## WHAT TO DO
Print all records exactly, leaving nothing out.

|---|

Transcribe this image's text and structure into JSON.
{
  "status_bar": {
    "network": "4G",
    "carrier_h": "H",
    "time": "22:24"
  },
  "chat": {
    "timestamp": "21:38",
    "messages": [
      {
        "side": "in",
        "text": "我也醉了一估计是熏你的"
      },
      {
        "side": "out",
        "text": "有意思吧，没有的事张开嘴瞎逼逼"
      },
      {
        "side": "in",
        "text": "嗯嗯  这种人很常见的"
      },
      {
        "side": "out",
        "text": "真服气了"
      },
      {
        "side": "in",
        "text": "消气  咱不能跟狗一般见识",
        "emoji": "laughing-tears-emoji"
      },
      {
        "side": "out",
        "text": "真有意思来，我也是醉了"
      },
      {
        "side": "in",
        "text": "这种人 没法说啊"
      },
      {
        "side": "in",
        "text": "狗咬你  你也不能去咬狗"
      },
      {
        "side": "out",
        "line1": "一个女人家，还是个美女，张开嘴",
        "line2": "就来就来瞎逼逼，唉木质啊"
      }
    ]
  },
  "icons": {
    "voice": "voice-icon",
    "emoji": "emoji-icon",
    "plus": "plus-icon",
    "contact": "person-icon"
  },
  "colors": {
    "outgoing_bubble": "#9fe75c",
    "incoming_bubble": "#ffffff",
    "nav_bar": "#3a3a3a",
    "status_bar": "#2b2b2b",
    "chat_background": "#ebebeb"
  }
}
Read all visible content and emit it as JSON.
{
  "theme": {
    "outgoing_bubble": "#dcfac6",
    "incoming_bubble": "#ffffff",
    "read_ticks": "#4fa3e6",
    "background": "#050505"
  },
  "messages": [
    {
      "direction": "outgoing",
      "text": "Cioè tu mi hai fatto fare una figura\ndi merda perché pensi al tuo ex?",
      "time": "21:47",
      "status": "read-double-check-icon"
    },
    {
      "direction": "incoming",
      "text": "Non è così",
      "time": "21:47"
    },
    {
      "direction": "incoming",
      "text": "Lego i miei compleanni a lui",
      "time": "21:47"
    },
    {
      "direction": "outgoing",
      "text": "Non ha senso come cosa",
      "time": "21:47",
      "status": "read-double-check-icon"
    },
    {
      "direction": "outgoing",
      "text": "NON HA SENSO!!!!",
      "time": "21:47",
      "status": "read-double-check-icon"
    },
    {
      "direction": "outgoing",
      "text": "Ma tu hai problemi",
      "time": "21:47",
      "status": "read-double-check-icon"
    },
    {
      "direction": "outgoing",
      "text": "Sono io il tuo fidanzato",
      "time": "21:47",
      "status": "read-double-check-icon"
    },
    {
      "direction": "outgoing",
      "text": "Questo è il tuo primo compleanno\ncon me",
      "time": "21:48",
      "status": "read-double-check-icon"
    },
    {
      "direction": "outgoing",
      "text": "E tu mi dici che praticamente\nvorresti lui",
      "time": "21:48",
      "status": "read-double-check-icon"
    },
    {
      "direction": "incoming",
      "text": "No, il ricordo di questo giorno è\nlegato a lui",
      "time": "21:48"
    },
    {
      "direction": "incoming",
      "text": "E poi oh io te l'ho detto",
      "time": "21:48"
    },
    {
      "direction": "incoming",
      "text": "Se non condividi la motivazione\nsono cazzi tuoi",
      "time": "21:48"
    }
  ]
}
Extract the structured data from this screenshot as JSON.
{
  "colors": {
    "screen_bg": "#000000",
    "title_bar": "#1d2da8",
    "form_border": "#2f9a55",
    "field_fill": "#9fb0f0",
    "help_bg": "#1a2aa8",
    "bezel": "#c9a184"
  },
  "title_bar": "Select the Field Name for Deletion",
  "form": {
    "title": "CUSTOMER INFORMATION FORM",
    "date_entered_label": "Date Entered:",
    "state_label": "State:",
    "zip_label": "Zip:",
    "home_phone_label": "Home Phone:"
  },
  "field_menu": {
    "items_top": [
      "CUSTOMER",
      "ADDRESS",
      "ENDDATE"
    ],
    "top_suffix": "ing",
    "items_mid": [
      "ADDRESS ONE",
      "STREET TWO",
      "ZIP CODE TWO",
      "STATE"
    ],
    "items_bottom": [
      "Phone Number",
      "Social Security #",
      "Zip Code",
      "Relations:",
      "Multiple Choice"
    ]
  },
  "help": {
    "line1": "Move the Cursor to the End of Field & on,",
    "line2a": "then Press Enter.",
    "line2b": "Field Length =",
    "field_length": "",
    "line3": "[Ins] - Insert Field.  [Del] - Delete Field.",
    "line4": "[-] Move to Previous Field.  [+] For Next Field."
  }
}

|---|

## ANSWER TO THIS PROBLEM
Transcribe this image's text and structure into JSON.
{
  "status_bar": {
    "network": "4G",
    "carrier_h": "H",
    "time": "22:24"
  },
  "chat": {
    "timestamp": "21:38",
    "messages": [
      {
        "side": "in",
        "text": "我也醉了一估计是熏你的"
      },
      {
        "side": "out",
        "text": "有意思吧，没有的事张开嘴瞎逼逼"
      },
      {
        "side": "in",
        "text": "嗯嗯  这种人很常见的"
      },
      {
        "side": "out",
        "text": "真服气了"
      },
      {
        "side": "in",
        "text": "消气  咱不能跟狗一般见识",
        "emoji": "laughing-tears-emoji"
      },
      {
        "side": "out",
        "text": "真有意思来，我也是醉了"
      },
      {
        "side": "in",
        "text": "这种人 没法说啊"
      },
      {
        "side": "in",
        "text": "狗咬你  你也不能去咬狗"
      },
      {
        "side": "out",
        "line1": "一个女人家，还是个美女，张开嘴",
        "line2": "就来就来瞎逼逼，唉木质啊"
      }
    ]
  },
  "icons": {
    "voice": "voice-icon",
    "emoji": "emoji-icon",
    "plus": "plus-icon",
    "contact": "person-icon"
  },
  "colors": {
    "outgoing_bubble": "#9fe75c",
    "incoming_bubble": "#ffffff",
    "nav_bar": "#3a3a3a",
    "status_bar": "#2b2b2b",
    "chat_background": "#ebebeb"
  }
}
Read all visible content and emit it as JSON.
{
  "theme": {
    "outgoing_bubble": "#dcfac6",
    "incoming_bubble": "#ffffff",
    "read_ticks": "#4fa3e6",
    "background": "#050505"
  },
  "messages": [
    {
      "direction": "outgoing",
      "text": "Cioè tu mi hai fatto fare una figura\ndi merda perché pensi al tuo ex?",
      "time": "21:47",
      "status": "read-double-check-icon"
    },
    {
      "direction": "incoming",
      "text": "Non è così",
      "time": "21:47"
    },
    {
      "direction": "incoming",
      "text": "Lego i miei compleanni a lui",
      "time": "21:47"
    },
    {
      "direction": "outgoing",
      "text": "Non ha senso come cosa",
      "time": "21:47",
      "status": "read-double-check-icon"
    },
    {
      "direction": "outgoing",
      "text": "NON HA SENSO!!!!",
      "time": "21:47",
      "status": "read-double-check-icon"
    },
    {
      "direction": "outgoing",
      "text": "Ma tu hai problemi",
      "time": "21:47",
      "status": "read-double-check-icon"
    },
    {
      "direction": "outgoing",
      "text": "Sono io il tuo fidanzato",
      "time": "21:47",
      "status": "read-double-check-icon"
    },
    {
      "direction": "outgoing",
      "text": "Questo è il tuo primo compleanno\ncon me",
      "time": "21:48",
      "status": "read-double-check-icon"
    },
    {
      "direction": "outgoing",
      "text": "E tu mi dici che praticamente\nvorresti lui",
      "time": "21:48",
      "status": "read-double-check-icon"
    },
    {
      "direction": "incoming",
      "text": "No, il ricordo di questo giorno è\nlegato a lui",
      "time": "21:48"
    },
    {
      "direction": "incoming",
      "text": "E poi oh io te l'ho detto",
      "time": "21:48"
    },
    {
      "direction": "incoming",
      "text": "Se non condividi la motivazione\nsono cazzi tuoi",
      "time": "21:48"
    }
  ]
}
Extract the structured data from this screenshot as JSON.
{
  "colors": {
    "screen_bg": "#000000",
    "title_bar": "#1d2da8",
    "form_border": "#2f9a55",
    "field_fill": "#9fb0f0",
    "help_bg": "#1a2aa8",
    "bezel": "#c9a184"
  },
  "title_bar": "Select the Field Name for Deletion",
  "form": {
    "title": "CUSTOMER INFORMATION FORM",
    "date_entered_label": "Date Entered:",
    "state_label": "State:",
    "zip_label": "Zip:",
    "home_phone_label": "Home Phone:"
  },
  "field_menu": {
    "items_top": [
      "CUSTOMER",
      "ADDRESS",
      "ENDDATE"
    ],
    "top_suffix": "ing",
    "items_mid": [
      "ADDRESS ONE",
      "STREET TWO",
      "ZIP CODE TWO",
      "STATE"
    ],
    "items_bottom": [
      "Phone Number",
      "Social Security #",
      "Zip Code",
      "Relations:",
      "Multiple Choice"
    ]
  },
  "help": {
    "line1": "Move the Cursor to the End of Field & on,",
    "line2a": "then Press Enter.",
    "line2b": "Field Length =",
    "field_length": "",
    "line3": "[Ins] - Insert Field.  [Del] - Delete Field.",
    "line4": "[-] Move to Previous Field.  [+] For Next Field."
  }
}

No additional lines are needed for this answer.